» Given request
Read the listing and extract each line that includes the word "color".
═════ Given data ═════
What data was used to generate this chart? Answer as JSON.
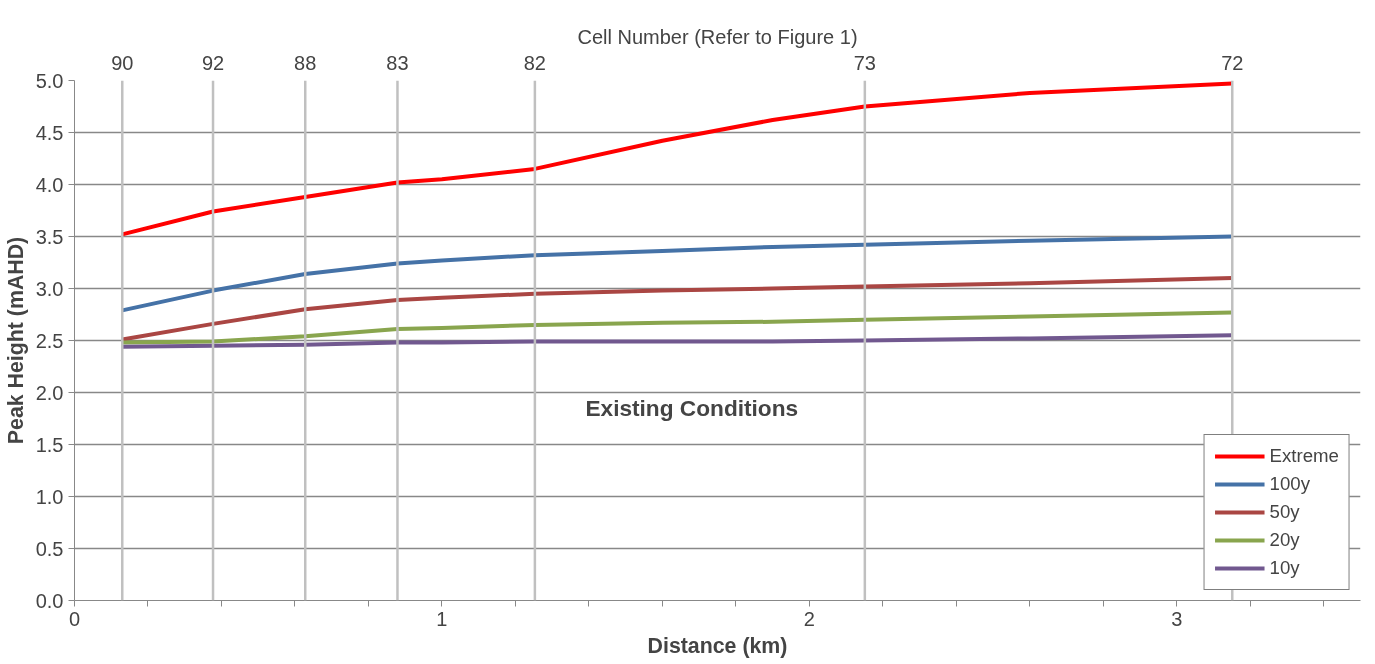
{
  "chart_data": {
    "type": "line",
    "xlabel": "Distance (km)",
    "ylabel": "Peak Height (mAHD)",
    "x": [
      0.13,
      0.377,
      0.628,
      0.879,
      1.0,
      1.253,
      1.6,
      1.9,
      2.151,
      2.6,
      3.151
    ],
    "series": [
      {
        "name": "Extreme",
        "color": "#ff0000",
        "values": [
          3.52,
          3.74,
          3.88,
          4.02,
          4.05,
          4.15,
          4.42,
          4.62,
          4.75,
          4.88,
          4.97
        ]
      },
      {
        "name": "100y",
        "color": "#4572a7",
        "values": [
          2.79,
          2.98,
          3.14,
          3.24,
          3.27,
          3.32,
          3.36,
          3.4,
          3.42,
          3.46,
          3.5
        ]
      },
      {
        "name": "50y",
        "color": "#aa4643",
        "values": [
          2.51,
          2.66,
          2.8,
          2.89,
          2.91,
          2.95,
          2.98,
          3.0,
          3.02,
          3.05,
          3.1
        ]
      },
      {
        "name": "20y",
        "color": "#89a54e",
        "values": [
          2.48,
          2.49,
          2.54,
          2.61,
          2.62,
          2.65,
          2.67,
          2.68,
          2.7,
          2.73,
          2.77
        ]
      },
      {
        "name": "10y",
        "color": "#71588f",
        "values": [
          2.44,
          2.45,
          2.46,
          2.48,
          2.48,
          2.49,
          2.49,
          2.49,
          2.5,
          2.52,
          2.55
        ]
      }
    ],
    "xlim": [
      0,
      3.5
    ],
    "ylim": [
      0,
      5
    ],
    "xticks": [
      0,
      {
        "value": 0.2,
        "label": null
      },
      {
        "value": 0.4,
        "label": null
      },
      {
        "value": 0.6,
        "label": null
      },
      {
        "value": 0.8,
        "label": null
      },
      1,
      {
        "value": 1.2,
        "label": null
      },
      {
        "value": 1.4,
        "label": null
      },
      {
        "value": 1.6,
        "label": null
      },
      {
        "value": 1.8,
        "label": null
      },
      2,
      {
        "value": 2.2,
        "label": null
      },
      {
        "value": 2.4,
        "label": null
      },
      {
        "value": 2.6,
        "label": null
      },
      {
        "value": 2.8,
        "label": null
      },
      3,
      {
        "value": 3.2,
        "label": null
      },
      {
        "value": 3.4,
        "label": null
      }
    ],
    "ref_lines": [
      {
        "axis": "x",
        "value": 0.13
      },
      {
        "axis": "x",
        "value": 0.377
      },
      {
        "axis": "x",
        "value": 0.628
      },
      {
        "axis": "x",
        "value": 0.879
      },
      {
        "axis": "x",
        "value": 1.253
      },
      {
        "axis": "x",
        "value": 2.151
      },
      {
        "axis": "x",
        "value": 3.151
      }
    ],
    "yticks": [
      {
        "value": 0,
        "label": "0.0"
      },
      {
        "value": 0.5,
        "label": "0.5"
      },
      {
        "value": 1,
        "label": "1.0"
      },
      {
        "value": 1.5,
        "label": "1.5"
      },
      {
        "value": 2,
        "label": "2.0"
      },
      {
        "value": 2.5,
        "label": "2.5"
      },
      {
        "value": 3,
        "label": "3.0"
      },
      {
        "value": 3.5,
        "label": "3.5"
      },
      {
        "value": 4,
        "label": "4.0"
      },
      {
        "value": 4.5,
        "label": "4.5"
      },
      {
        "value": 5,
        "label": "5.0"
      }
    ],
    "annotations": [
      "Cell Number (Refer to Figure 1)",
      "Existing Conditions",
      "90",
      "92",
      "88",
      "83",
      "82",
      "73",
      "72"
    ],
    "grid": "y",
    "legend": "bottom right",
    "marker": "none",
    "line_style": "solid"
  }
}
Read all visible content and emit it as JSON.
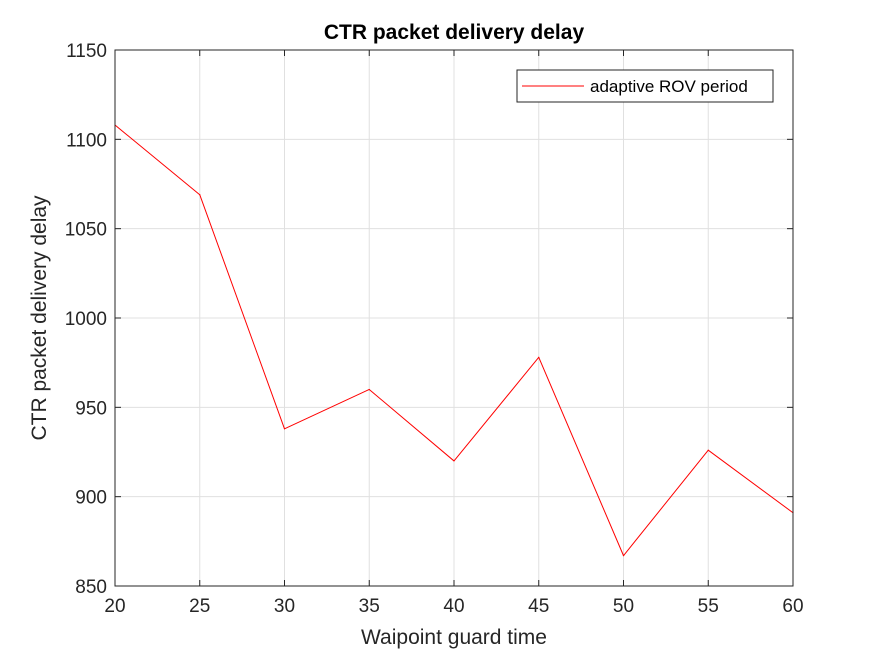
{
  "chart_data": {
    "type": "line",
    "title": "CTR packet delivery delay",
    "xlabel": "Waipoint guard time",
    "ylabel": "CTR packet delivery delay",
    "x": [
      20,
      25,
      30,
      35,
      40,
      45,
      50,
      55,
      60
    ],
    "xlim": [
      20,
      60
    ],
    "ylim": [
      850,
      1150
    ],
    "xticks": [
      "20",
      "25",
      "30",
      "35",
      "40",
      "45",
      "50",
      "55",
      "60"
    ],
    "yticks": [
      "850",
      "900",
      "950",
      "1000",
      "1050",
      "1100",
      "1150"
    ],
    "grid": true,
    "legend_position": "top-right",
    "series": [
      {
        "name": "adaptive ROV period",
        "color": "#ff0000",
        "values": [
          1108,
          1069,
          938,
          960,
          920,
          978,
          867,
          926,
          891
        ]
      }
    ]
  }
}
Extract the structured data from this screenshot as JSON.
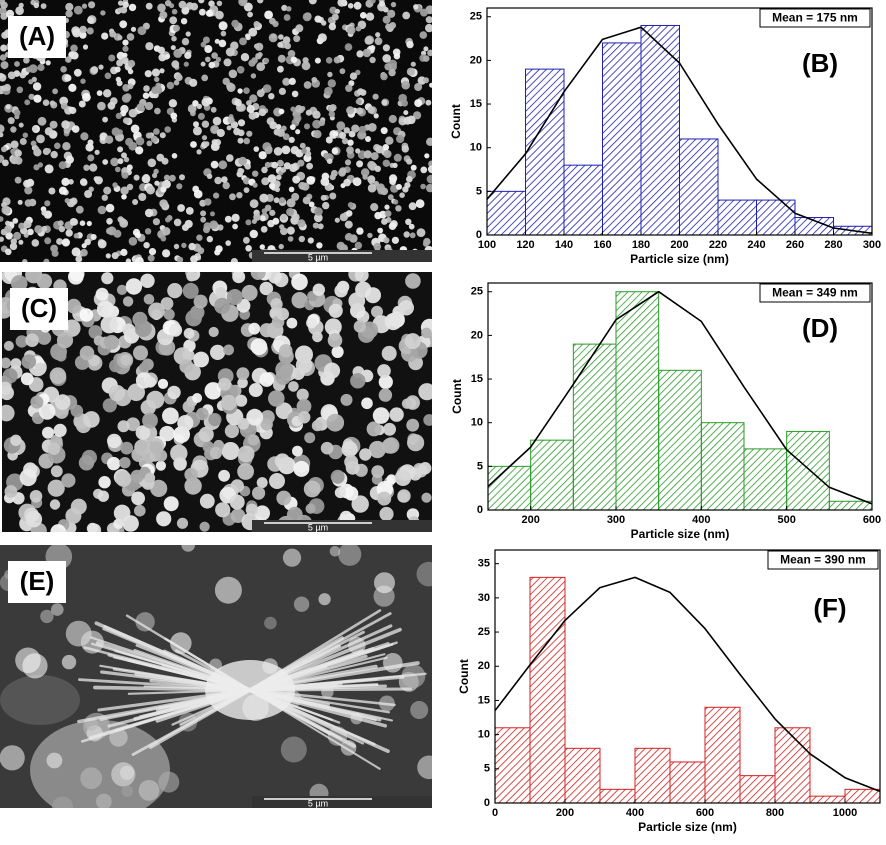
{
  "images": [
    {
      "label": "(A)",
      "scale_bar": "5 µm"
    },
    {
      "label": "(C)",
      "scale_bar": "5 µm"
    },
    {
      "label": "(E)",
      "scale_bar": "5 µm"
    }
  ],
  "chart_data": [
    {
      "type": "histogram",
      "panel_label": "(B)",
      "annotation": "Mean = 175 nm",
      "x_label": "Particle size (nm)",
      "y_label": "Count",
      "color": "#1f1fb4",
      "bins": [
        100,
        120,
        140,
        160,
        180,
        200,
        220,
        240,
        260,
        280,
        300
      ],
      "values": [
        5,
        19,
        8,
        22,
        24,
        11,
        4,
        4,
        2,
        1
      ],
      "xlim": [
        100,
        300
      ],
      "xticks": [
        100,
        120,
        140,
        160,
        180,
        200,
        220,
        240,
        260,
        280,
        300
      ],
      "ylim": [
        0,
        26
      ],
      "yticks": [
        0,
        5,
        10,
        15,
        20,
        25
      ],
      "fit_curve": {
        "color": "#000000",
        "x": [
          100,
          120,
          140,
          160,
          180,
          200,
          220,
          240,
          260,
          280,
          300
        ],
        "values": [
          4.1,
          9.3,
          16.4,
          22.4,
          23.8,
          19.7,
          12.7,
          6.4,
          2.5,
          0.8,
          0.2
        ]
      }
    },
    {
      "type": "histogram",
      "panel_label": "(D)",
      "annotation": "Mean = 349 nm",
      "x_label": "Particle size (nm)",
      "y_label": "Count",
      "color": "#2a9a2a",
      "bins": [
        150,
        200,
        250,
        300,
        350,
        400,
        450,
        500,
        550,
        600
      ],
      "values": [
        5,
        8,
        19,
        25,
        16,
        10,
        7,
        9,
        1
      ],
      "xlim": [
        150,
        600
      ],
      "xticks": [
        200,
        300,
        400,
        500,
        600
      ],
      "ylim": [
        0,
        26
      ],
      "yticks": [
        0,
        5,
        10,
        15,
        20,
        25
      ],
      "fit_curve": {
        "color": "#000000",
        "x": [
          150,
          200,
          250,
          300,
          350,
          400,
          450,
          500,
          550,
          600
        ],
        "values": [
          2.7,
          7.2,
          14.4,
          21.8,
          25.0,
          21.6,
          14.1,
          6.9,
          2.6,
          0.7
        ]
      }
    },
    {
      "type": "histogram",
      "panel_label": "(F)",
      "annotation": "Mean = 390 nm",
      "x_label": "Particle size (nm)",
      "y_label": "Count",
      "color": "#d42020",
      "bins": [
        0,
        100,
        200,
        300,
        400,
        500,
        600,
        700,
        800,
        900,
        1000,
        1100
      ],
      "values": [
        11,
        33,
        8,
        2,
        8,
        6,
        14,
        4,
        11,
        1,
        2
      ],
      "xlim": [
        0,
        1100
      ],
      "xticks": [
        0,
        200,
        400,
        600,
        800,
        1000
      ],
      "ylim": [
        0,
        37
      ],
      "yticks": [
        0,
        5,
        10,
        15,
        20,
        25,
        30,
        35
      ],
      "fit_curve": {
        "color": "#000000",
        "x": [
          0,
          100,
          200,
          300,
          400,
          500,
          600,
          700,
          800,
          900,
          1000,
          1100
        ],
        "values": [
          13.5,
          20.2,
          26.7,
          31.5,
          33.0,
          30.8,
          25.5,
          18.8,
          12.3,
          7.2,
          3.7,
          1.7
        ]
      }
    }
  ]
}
═════
» Result for this exercise
        "color": "#ff0000",
        "color": "#4572a7",
        "color": "#aa4643",
        "color": "#89a54e",
        "color": "#71588f",
        "color": "#ff0000",
      "color": "#1f1fb4",
        "color": "#000000",
      "color": "#2a9a2a",
        "color": "#000000",
      "color": "#d42020",
        "color": "#000000",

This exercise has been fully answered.